*Material for this task*:
━━━

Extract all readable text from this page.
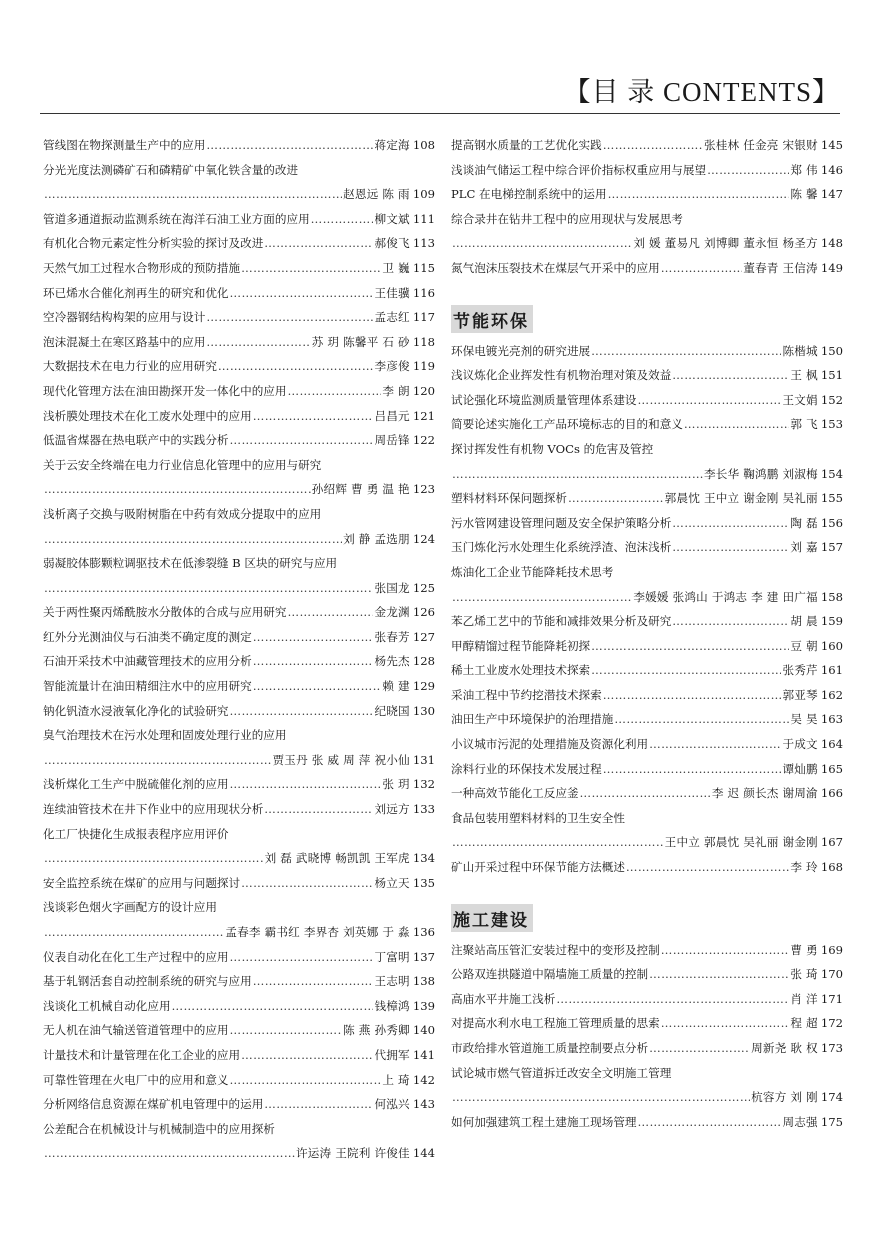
【目 录 CONTENTS】
管线图在物探测量生产中的应用 …………………………………………………………………………………………………………………………………………………………………………………………	蒋定海 108
分光光度法测磷矿石和磷精矿中氧化铁含量的改进
…………………………………………………………………………………………………………………………………………………………………………………………
赵恩远 陈 雨 109
管道多通道振动监测系统在海洋石油工业方面的应用 …………………………………………………………………………………………………………………………………………………………………………………………	柳文斌 111
有机化合物元素定性分析实验的探讨及改进 …………………………………………………………………………………………………………………………………………………………………………………………	郝俊飞 113
天然气加工过程水合物形成的预防措施 …………………………………………………………………………………………………………………………………………………………………………………………	卫 巍 115
环已烯水合催化剂再生的研究和优化 …………………………………………………………………………………………………………………………………………………………………………………………	王佳骥 116
空冷器钢结构构架的应用与设计 …………………………………………………………………………………………………………………………………………………………………………………………	孟志红 117
泡沫混凝土在寒区路基中的应用 …………………………………………………………………………………………………………………………………………………………………………………………	苏 玥 陈馨平 石 砂 118
大数据技术在电力行业的应用研究 …………………………………………………………………………………………………………………………………………………………………………………………	李彦俊 119
现代化管理方法在油田勘探开发一体化中的应用 …………………………………………………………………………………………………………………………………………………………………………………………	李 朗 120
浅析膜处理技术在化工废水处理中的应用 …………………………………………………………………………………………………………………………………………………………………………………………	吕昌元 121
低温省煤器在热电联产中的实践分析 …………………………………………………………………………………………………………………………………………………………………………………………	周岳锋 122
关于云安全终端在电力行业信息化管理中的应用与研究
…………………………………………………………………………………………………………………………………………………………………………………………
孙绍辉 曹 勇 温 艳 123
浅析离子交换与吸附树脂在中药有效成分提取中的应用
…………………………………………………………………………………………………………………………………………………………………………………………
刘 静 孟选朋 124
弱凝胶体膨颗粒调驱技术在低渗裂缝 B 区块的研究与应用
…………………………………………………………………………………………………………………………………………………………………………………………
张国龙 125
关于两性聚丙烯酰胺水分散体的合成与应用研究 …………………………………………………………………………………………………………………………………………………………………………………………	金龙渊 126
红外分光测油仪与石油类不确定度的测定 …………………………………………………………………………………………………………………………………………………………………………………………	张春芳 127
石油开采技术中油藏管理技术的应用分析 …………………………………………………………………………………………………………………………………………………………………………………………	杨先杰 128
智能流量计在油田精细注水中的应用研究 …………………………………………………………………………………………………………………………………………………………………………………………	赖 建 129
钠化钒渣水浸液氧化净化的试验研究 …………………………………………………………………………………………………………………………………………………………………………………………	纪晓国 130
臭气治理技术在污水处理和固废处理行业的应用
…………………………………………………………………………………………………………………………………………………………………………………………
贾玉丹 张 威 周 萍 祝小仙 131
浅析煤化工生产中脱硫催化剂的应用 …………………………………………………………………………………………………………………………………………………………………………………………	张 玥 132
连续油管技术在井下作业中的应用现状分析 …………………………………………………………………………………………………………………………………………………………………………………………	刘远方 133
化工厂快捷化生成报表程序应用评价
…………………………………………………………………………………………………………………………………………………………………………………………
刘 磊 武晓博 畅凯凯 王军虎 134
安全监控系统在煤矿的应用与问题探讨 …………………………………………………………………………………………………………………………………………………………………………………………	杨立天 135
浅谈彩色烟火字画配方的设计应用
…………………………………………………………………………………………………………………………………………………………………………………………
孟春李 霸书红 李界杏 刘英娜 于 淼 136
仪表自动化在化工生产过程中的应用 …………………………………………………………………………………………………………………………………………………………………………………………	丁富明 137
基于轧钢活套自动控制系统的研究与应用 …………………………………………………………………………………………………………………………………………………………………………………………	王志明 138
浅谈化工机械自动化应用 …………………………………………………………………………………………………………………………………………………………………………………………	钱樟鸿 139
无人机在油气输送管道管理中的应用 …………………………………………………………………………………………………………………………………………………………………………………………	陈 燕 孙秀卿 140
计量技术和计量管理在化工企业的应用 …………………………………………………………………………………………………………………………………………………………………………………………	代拥军 141
可靠性管理在火电厂中的应用和意义 …………………………………………………………………………………………………………………………………………………………………………………………	上 琦 142
分析网络信息资源在煤矿机电管理中的运用 …………………………………………………………………………………………………………………………………………………………………………………………	何泓兴 143
公差配合在机械设计与机械制造中的应用探析
…………………………………………………………………………………………………………………………………………………………………………………………
许运涛 王院利 许俊佳 144
提高钢水质量的工艺优化实践 …………………………………………………………………………………………………………………………………………………………………………………………	张桂林 任金亮 宋银财 145
浅谈油气储运工程中综合评价指标权重应用与展望 …………………………………………………………………………………………………………………………………………………………………………………………	郑 伟 146
PLC 在电梯控制系统中的运用 …………………………………………………………………………………………………………………………………………………………………………………………	陈 馨 147
综合录井在钻井工程中的应用现状与发展思考
…………………………………………………………………………………………………………………………………………………………………………………………
刘 媛 董易凡 刘博卿 董永恒 杨圣方 148
氮气泡沫压裂技术在煤层气开采中的应用 …………………………………………………………………………………………………………………………………………………………………………………………	董春青 王信涛 149
节能环保
环保电镀光亮剂的研究进展 …………………………………………………………………………………………………………………………………………………………………………………………	陈楷城 150
浅议炼化企业挥发性有机物治理对策及效益 …………………………………………………………………………………………………………………………………………………………………………………………	王 枫 151
试论强化环境监测质量管理体系建设 …………………………………………………………………………………………………………………………………………………………………………………………	王文娟 152
简要论述实施化工产品环境标志的目的和意义 …………………………………………………………………………………………………………………………………………………………………………………………	郭 飞 153
探讨挥发性有机物 VOCs 的危害及管控
…………………………………………………………………………………………………………………………………………………………………………………………
李长华 鞠鸿鹏 刘淑梅 154
塑料材料环保问题探析 …………………………………………………………………………………………………………………………………………………………………………………………	郭晨忱 王中立 谢金刚 吴礼丽 155
污水管网建设管理问题及安全保护策略分析 …………………………………………………………………………………………………………………………………………………………………………………………	陶 磊 156
玉门炼化污水处理生化系统浮渣、泡沫浅析 …………………………………………………………………………………………………………………………………………………………………………………………	刘 嘉 157
炼油化工企业节能降耗技术思考
…………………………………………………………………………………………………………………………………………………………………………………………
李媛媛 张鸿山 于鸿志 李 建 田广福 158
苯乙烯工艺中的节能和减排效果分析及研究 …………………………………………………………………………………………………………………………………………………………………………………………	胡 晨 159
甲醇精馏过程节能降耗初探 …………………………………………………………………………………………………………………………………………………………………………………………	豆 朝 160
稀土工业废水处理技术探索 …………………………………………………………………………………………………………………………………………………………………………………………	张秀芹 161
采油工程中节约挖潜技术探索 …………………………………………………………………………………………………………………………………………………………………………………………	郭亚琴 162
油田生产中环境保护的治理措施 …………………………………………………………………………………………………………………………………………………………………………………………	吴 昊 163
小议城市污泥的处理措施及资源化利用 …………………………………………………………………………………………………………………………………………………………………………………………	于成文 164
涂料行业的环保技术发展过程 …………………………………………………………………………………………………………………………………………………………………………………………	谭灿鹏 165
一种高效节能化工反应釜 …………………………………………………………………………………………………………………………………………………………………………………………	李 迟 颜长杰 谢周渝 166
食品包装用塑料材料的卫生安全性
…………………………………………………………………………………………………………………………………………………………………………………………
王中立 郭晨忱 吴礼丽 谢金刚 167
矿山开采过程中环保节能方法概述 …………………………………………………………………………………………………………………………………………………………………………………………	李 玲 168
施工建设
注聚站高压管汇安装过程中的变形及控制 …………………………………………………………………………………………………………………………………………………………………………………………	曹 勇 169
公路双连拱隧道中隔墙施工质量的控制 …………………………………………………………………………………………………………………………………………………………………………………………	张 琦 170
高庙水平井施工浅析 …………………………………………………………………………………………………………………………………………………………………………………………	肖 洋 171
对提高水利水电工程施工管理质量的思索 …………………………………………………………………………………………………………………………………………………………………………………………	程 超 172
市政给排水管道施工质量控制要点分析 …………………………………………………………………………………………………………………………………………………………………………………………	周新尧 耿 权 173
试论城市燃气管道拆迁改安全文明施工管理
…………………………………………………………………………………………………………………………………………………………………………………………
杭容方 刘 刚 174
如何加强建筑工程土建施工现场管理 …………………………………………………………………………………………………………………………………………………………………………………………	周志强 175
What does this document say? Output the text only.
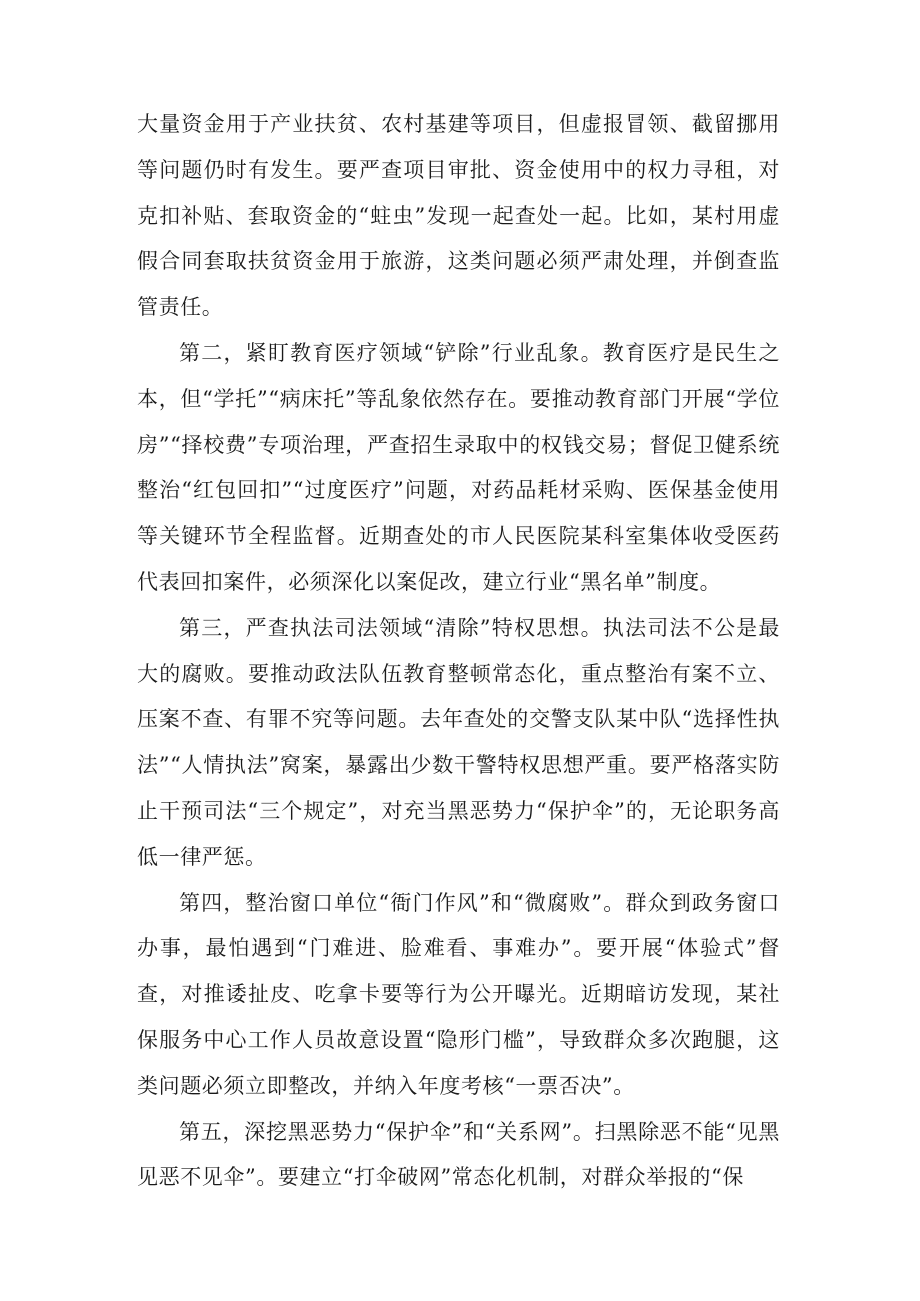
大量资金用于产业扶贫、农村基建等项目，但虚报冒领、截留挪用等问题仍时有发生。要严查项目审批、资金使用中的权力寻租，对克扣补贴、套取资金的“蛀虫”发现一起查处一起。比如，某村用虚假合同套取扶贫资金用于旅游，这类问题必须严肃处理，并倒查监管责任。

第二，紧盯教育医疗领域“铲除”行业乱象。教育医疗是民生之本，但“学托”“病床托”等乱象依然存在。要推动教育部门开展“学位房”“择校费”专项治理，严查招生录取中的权钱交易；督促卫健系统整治“红包回扣”“过度医疗”问题，对药品耗材采购、医保基金使用等关键环节全程监督。近期查处的市人民医院某科室集体收受医药代表回扣案件，必须深化以案促改，建立行业“黑名单”制度。

第三，严查执法司法领域“清除”特权思想。执法司法不公是最大的腐败。要推动政法队伍教育整顿常态化，重点整治有案不立、压案不查、有罪不究等问题。去年查处的交警支队某中队“选择性执法”“人情执法”窝案，暴露出少数干警特权思想严重。要严格落实防止干预司法“三个规定”，对充当黑恶势力“保护伞”的，无论职务高低一律严惩。

第四，整治窗口单位“衙门作风”和“微腐败”。群众到政务窗口办事，最怕遇到“门难进、脸难看、事难办”。要开展“体验式”督查，对推诿扯皮、吃拿卡要等行为公开曝光。近期暗访发现，某社保服务中心工作人员故意设置“隐形门槛”，导致群众多次跑腿，这类问题必须立即整改，并纳入年度考核“一票否决”。

第五，深挖黑恶势力“保护伞”和“关系网”。扫黑除恶不能“见黑见恶不见伞”。要建立“打伞破网”常态化机制，对群众举报的“保
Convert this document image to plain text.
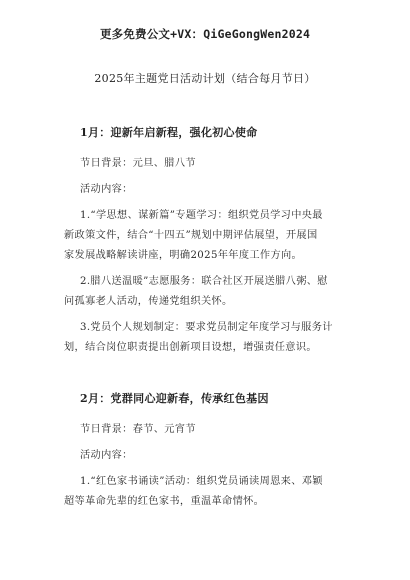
更多免费公文+VX：QiGeGongWen2024
2025年主题党日活动计划（结合每月节日）
1月：迎新年启新程，强化初心使命
节日背景：元旦、腊八节
活动内容：
1.“学思想、谋新篇”专题学习：组织党员学习中央最
新政策文件，结合“十四五”规划中期评估展望，开展国
家发展战略解读讲座，明确2025年年度工作方向。
2.腊八送温暖”志愿服务：联合社区开展送腊八粥、慰
问孤寡老人活动，传递党组织关怀。
3.党员个人规划制定：要求党员制定年度学习与服务计
划，结合岗位职责提出创新项目设想，增强责任意识。
2月：党群同心迎新春，传承红色基因
节日背景：春节、元宵节
活动内容：
1.“红色家书诵读”活动：组织党员诵读周恩来、邓颖
超等革命先辈的红色家书，重温革命情怀。
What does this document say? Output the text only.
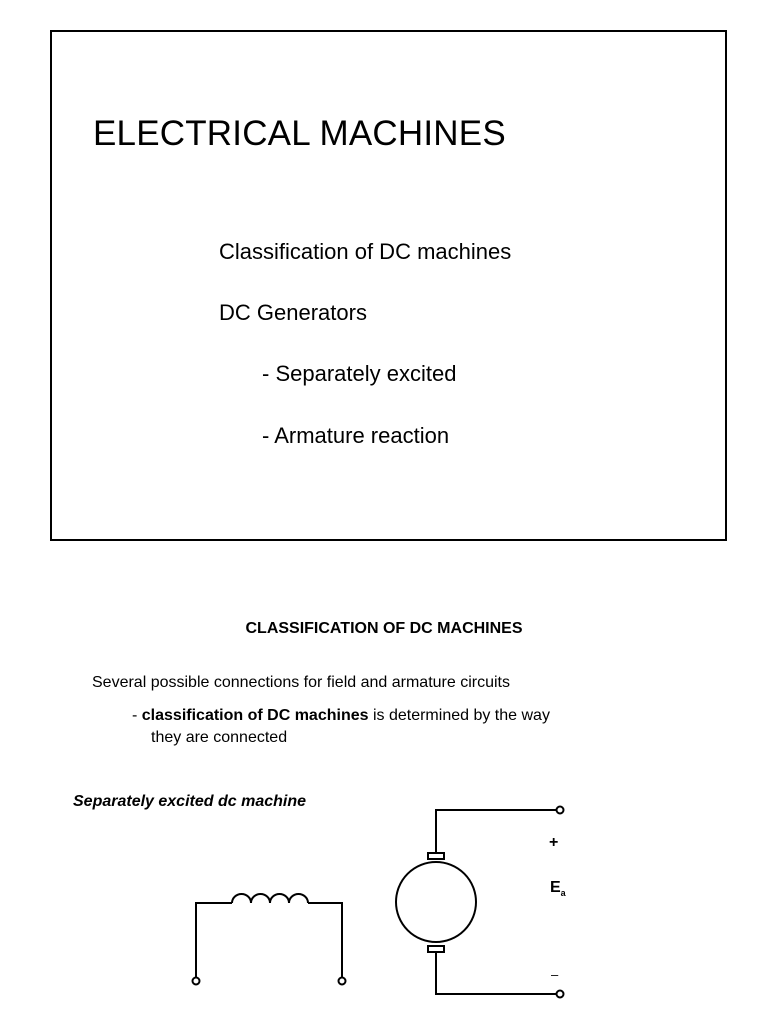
ELECTRICAL MACHINES
Classification of DC machines
DC Generators
- Separately excited
- Armature reaction
CLASSIFICATION OF DC MACHINES
Several possible connections for field and armature circuits
- classification of DC machines is determined by the way
they are connected
Separately excited dc machine
+
$E_a$
–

━━━

*Directions*:
Copy out every line holding the string "Separately".

*Response to this task*:
- Separately excited
Separately excited dc machine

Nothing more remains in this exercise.